Task description
Set down, without alteration, the lines from the one that contains "Output the text content of this document." through the final line of the material below.

Records shown
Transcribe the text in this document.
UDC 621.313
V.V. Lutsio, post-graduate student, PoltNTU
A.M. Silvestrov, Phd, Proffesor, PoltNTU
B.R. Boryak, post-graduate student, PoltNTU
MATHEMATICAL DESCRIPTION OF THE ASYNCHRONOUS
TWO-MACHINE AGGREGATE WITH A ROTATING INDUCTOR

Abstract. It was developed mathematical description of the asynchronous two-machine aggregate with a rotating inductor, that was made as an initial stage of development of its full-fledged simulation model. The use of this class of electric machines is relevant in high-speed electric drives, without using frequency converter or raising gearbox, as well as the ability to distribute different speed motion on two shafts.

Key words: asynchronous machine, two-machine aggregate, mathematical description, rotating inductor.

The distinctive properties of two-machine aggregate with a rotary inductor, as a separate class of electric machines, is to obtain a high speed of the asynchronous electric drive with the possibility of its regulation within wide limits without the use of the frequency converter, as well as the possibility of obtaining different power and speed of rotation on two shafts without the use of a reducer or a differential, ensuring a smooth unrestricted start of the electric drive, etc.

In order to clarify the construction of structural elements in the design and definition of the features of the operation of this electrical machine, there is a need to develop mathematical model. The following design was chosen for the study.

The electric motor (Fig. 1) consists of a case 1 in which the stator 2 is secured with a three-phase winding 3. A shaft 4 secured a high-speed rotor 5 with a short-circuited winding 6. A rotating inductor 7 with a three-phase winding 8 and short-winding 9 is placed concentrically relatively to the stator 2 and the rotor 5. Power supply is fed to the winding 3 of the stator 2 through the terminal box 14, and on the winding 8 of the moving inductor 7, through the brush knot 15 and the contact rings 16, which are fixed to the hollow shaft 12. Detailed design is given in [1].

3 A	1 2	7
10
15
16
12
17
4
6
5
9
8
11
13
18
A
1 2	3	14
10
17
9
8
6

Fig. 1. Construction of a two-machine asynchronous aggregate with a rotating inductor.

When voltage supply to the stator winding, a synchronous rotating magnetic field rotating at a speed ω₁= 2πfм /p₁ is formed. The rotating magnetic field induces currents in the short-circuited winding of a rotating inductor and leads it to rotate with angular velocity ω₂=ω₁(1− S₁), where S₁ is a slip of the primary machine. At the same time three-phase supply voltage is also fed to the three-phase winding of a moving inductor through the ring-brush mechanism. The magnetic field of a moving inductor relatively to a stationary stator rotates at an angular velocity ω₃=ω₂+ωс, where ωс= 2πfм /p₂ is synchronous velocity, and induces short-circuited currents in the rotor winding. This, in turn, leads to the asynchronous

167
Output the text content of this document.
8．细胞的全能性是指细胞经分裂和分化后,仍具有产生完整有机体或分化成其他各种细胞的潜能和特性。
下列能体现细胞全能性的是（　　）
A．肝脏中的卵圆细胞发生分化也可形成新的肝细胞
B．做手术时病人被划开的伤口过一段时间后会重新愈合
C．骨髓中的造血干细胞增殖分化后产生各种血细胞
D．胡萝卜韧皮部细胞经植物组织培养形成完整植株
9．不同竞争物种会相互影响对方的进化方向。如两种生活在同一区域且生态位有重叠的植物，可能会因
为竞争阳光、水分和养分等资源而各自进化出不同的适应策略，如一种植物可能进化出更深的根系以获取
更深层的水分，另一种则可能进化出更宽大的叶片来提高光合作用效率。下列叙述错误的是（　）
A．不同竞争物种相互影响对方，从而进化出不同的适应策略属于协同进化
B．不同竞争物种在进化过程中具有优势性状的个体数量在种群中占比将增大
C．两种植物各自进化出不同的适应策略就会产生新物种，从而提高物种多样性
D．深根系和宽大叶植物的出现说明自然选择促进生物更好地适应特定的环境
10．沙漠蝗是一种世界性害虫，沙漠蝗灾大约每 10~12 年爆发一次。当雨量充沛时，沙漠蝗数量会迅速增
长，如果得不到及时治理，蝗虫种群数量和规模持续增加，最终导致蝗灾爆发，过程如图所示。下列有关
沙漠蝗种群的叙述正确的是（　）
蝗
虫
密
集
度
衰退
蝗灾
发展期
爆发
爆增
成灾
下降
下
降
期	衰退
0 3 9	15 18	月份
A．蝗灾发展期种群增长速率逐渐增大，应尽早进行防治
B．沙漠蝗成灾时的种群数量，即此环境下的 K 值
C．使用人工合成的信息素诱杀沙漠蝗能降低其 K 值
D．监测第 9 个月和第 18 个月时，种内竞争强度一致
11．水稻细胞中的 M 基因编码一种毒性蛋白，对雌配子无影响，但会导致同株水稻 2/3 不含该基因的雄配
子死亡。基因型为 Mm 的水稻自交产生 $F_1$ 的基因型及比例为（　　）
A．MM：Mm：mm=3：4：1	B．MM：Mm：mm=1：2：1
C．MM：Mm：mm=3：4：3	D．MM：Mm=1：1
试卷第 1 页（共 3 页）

Task solution
Output the text content of this document.
8．细胞的全能性是指细胞经分裂和分化后,仍具有产生完整有机体或分化成其他各种细胞的潜能和特性。
下列能体现细胞全能性的是（　　）
A．肝脏中的卵圆细胞发生分化也可形成新的肝细胞
B．做手术时病人被划开的伤口过一段时间后会重新愈合
C．骨髓中的造血干细胞增殖分化后产生各种血细胞
D．胡萝卜韧皮部细胞经植物组织培养形成完整植株
9．不同竞争物种会相互影响对方的进化方向。如两种生活在同一区域且生态位有重叠的植物，可能会因
为竞争阳光、水分和养分等资源而各自进化出不同的适应策略，如一种植物可能进化出更深的根系以获取
更深层的水分，另一种则可能进化出更宽大的叶片来提高光合作用效率。下列叙述错误的是（　）
A．不同竞争物种相互影响对方，从而进化出不同的适应策略属于协同进化
B．不同竞争物种在进化过程中具有优势性状的个体数量在种群中占比将增大
C．两种植物各自进化出不同的适应策略就会产生新物种，从而提高物种多样性
D．深根系和宽大叶植物的出现说明自然选择促进生物更好地适应特定的环境
10．沙漠蝗是一种世界性害虫，沙漠蝗灾大约每 10~12 年爆发一次。当雨量充沛时，沙漠蝗数量会迅速增
长，如果得不到及时治理，蝗虫种群数量和规模持续增加，最终导致蝗灾爆发，过程如图所示。下列有关
沙漠蝗种群的叙述正确的是（　）
蝗
虫
密
集
度
衰退
蝗灾
发展期
爆发
爆增
成灾
下降
下
降
期	衰退
0 3 9	15 18	月份
A．蝗灾发展期种群增长速率逐渐增大，应尽早进行防治
B．沙漠蝗成灾时的种群数量，即此环境下的 K 值
C．使用人工合成的信息素诱杀沙漠蝗能降低其 K 值
D．监测第 9 个月和第 18 个月时，种内竞争强度一致
11．水稻细胞中的 M 基因编码一种毒性蛋白，对雌配子无影响，但会导致同株水稻 2/3 不含该基因的雄配
子死亡。基因型为 Mm 的水稻自交产生 $F_1$ 的基因型及比例为（　　）
A．MM：Mm：mm=3：4：1	B．MM：Mm：mm=1：2：1
C．MM：Mm：mm=3：4：3	D．MM：Mm=1：1
试卷第 1 页（共 3 页）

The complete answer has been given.